─── ENTRIES PROVIDED

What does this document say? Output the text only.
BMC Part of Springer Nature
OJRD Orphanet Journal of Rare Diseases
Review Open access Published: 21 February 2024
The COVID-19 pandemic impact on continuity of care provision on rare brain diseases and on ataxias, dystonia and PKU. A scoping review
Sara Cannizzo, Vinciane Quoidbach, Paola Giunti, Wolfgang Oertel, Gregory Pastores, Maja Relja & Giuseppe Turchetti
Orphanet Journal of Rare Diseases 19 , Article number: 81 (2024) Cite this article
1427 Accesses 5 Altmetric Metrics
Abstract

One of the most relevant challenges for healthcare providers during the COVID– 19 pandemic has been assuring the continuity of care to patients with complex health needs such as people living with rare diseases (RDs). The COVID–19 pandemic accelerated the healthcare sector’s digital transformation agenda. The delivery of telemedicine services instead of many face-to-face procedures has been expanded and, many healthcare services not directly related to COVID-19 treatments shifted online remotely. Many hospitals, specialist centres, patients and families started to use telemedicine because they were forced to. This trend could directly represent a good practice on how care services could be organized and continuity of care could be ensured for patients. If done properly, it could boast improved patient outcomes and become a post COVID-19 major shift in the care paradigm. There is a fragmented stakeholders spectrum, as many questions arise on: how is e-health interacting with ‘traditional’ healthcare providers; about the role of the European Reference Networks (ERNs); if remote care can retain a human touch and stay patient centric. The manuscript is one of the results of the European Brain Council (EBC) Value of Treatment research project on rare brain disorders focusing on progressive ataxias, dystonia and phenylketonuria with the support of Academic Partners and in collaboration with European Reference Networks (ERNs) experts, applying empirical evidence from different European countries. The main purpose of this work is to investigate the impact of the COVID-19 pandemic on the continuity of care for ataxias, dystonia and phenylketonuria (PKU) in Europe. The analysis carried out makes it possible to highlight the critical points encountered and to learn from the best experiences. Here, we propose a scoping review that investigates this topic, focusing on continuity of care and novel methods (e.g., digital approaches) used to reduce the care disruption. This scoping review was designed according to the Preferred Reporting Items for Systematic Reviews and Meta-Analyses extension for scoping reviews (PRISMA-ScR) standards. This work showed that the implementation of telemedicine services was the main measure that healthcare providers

──────
─── ENTRIES PROVIDED

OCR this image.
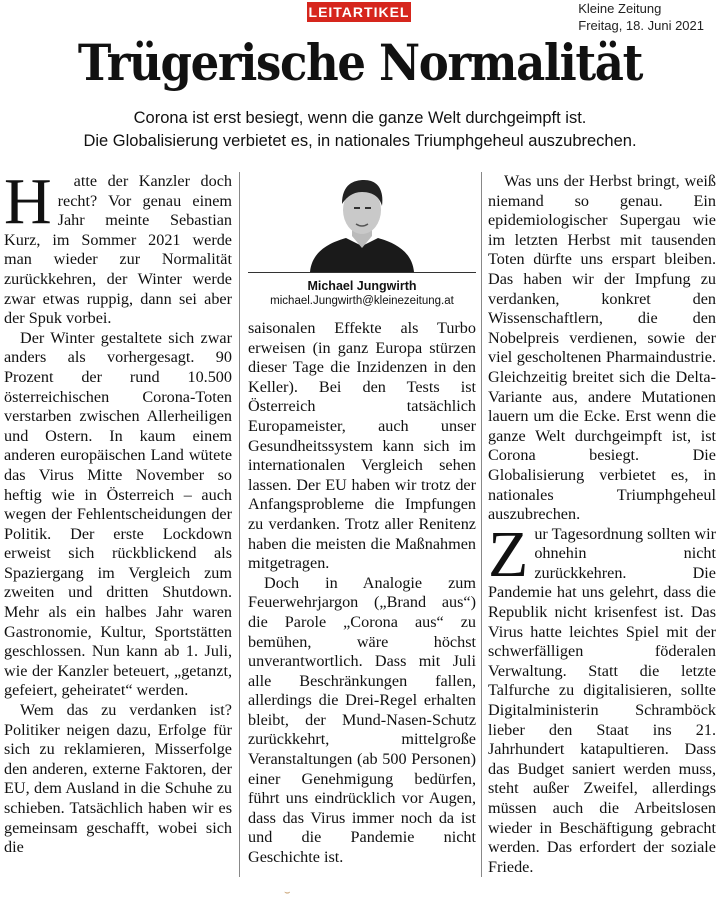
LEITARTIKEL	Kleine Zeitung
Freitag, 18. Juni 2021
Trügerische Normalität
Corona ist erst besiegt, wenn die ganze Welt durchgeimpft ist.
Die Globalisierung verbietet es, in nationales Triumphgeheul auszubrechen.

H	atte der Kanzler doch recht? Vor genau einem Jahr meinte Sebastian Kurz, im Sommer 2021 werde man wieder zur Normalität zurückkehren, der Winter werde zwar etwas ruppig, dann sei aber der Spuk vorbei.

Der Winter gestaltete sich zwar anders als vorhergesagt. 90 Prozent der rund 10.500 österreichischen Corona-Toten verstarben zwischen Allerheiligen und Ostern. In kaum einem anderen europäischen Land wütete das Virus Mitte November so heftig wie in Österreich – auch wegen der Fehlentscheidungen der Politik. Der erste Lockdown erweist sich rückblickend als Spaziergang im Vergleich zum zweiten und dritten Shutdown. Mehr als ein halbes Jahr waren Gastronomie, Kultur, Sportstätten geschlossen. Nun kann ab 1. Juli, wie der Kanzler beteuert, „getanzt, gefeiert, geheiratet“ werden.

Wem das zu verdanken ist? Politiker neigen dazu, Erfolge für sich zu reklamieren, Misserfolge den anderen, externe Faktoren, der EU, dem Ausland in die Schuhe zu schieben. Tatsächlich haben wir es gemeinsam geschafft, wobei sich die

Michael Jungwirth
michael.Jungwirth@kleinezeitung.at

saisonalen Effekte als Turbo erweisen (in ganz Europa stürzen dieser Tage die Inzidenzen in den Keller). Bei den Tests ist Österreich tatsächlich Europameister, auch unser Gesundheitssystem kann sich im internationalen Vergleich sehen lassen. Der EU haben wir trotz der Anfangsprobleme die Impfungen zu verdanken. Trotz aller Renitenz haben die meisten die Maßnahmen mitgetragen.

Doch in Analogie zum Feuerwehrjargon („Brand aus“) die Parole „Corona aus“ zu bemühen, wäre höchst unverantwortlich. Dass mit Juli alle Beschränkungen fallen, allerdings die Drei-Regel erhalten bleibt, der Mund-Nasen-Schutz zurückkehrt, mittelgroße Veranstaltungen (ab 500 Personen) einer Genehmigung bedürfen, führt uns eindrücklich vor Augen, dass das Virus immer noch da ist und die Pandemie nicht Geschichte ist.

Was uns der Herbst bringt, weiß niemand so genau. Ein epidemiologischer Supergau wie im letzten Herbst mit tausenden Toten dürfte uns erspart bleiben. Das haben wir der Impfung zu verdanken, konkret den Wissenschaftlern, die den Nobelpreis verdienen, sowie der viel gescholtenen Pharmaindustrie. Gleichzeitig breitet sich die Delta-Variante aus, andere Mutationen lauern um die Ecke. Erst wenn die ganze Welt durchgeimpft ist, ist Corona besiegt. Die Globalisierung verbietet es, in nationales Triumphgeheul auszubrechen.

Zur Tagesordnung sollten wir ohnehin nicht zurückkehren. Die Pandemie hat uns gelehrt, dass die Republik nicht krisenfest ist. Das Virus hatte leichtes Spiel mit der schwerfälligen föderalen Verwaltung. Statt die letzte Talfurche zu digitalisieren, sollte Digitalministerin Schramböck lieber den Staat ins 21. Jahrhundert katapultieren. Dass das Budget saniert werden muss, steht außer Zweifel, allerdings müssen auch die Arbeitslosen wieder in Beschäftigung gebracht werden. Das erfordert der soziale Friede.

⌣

──────

> WORK REQUEST
Check each line above for "auszubrechen" and please state only how many have it.

> EXERCISE RESPONSE
2